To do
Give only the count of lines containing "background".

Record excerpts
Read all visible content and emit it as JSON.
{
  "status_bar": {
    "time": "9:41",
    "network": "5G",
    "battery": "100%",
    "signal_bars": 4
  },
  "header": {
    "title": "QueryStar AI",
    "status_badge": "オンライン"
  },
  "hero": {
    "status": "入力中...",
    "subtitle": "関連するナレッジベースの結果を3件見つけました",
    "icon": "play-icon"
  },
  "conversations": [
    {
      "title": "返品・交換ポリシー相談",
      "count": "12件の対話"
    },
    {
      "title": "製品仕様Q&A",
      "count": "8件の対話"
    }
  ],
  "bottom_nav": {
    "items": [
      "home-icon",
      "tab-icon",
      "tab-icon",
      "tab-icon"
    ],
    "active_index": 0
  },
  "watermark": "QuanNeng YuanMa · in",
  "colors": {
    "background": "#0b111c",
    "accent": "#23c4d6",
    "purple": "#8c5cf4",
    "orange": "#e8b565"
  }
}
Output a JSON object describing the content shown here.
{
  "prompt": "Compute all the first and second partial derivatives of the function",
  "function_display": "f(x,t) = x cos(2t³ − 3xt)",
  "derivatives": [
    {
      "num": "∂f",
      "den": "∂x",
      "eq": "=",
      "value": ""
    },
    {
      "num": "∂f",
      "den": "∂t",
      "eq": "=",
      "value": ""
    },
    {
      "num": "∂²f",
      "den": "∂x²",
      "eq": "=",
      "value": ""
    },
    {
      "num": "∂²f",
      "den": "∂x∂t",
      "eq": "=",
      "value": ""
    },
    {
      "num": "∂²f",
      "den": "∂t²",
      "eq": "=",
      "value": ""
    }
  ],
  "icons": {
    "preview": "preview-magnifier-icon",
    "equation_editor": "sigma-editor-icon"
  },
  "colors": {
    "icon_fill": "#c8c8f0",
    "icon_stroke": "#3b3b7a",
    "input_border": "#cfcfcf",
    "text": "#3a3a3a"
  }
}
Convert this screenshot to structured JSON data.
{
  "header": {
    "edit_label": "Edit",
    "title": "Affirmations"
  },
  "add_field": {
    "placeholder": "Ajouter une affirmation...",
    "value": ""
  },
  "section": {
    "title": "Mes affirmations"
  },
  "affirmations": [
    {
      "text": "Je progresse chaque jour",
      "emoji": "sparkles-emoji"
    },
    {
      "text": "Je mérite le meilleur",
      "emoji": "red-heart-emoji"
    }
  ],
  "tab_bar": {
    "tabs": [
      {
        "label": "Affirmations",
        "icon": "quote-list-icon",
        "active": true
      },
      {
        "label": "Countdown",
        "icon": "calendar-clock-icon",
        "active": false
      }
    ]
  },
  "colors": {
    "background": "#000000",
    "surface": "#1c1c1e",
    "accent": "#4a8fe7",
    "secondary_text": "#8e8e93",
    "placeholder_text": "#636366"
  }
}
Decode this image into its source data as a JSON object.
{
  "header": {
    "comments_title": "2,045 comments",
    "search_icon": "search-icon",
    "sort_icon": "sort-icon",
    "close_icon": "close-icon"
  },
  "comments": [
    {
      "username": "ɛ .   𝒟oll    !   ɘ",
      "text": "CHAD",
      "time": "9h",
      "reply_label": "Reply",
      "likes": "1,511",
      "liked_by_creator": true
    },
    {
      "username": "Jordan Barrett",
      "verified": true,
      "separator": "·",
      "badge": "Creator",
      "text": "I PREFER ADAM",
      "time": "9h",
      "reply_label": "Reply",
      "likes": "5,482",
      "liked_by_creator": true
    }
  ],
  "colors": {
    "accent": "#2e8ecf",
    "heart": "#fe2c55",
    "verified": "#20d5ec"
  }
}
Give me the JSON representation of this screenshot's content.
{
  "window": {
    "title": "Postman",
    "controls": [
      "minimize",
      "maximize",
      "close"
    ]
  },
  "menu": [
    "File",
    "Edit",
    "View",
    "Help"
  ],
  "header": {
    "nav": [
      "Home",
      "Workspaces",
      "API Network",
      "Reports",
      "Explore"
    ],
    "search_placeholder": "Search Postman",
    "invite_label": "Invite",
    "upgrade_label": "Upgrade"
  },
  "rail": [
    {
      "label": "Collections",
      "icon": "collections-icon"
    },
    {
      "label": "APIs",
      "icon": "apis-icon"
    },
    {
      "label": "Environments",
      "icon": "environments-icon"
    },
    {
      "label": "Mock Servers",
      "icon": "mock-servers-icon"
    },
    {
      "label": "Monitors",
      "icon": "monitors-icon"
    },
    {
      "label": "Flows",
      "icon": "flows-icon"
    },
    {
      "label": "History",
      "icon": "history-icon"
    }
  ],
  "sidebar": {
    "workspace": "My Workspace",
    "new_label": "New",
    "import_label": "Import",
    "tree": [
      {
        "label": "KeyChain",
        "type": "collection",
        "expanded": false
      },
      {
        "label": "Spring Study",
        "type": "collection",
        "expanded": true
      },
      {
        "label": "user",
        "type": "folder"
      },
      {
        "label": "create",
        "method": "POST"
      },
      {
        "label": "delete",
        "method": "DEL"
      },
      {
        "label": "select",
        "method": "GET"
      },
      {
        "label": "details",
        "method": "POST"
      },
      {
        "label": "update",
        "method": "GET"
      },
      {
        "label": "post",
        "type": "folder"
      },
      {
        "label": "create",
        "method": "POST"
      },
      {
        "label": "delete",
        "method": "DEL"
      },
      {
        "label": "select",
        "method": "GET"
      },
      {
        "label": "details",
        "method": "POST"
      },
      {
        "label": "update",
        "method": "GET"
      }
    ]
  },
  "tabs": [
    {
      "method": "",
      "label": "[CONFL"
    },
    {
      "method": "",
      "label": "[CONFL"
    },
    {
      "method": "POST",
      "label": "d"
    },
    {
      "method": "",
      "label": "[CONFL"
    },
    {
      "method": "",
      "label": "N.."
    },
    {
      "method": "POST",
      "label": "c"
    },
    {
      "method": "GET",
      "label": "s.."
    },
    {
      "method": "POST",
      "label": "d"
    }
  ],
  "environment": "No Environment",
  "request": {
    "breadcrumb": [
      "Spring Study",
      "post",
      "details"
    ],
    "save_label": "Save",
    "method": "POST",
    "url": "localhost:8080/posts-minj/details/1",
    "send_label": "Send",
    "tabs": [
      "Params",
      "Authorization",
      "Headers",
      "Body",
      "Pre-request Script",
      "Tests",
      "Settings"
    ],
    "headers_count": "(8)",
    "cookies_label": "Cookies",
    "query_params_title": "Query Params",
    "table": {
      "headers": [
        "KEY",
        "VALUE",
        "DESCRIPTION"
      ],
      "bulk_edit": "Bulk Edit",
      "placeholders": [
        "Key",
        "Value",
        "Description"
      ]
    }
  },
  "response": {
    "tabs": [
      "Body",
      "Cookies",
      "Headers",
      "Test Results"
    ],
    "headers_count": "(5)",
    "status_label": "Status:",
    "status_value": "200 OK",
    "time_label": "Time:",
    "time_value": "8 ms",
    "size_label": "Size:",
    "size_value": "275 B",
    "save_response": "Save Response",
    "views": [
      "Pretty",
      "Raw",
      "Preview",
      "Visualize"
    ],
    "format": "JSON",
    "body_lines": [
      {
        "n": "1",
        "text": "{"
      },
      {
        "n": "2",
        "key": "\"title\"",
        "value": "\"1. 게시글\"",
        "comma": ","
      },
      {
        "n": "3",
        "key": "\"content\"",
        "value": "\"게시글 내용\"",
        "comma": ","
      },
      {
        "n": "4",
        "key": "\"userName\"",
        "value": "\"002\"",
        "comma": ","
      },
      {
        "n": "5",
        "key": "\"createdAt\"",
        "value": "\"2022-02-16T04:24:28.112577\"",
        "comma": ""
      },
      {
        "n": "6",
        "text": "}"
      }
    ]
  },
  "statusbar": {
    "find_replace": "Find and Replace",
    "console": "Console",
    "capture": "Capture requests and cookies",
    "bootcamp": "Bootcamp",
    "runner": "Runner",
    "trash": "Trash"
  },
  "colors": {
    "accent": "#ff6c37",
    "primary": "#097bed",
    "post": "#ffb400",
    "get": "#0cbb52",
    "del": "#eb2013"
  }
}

Finished task
2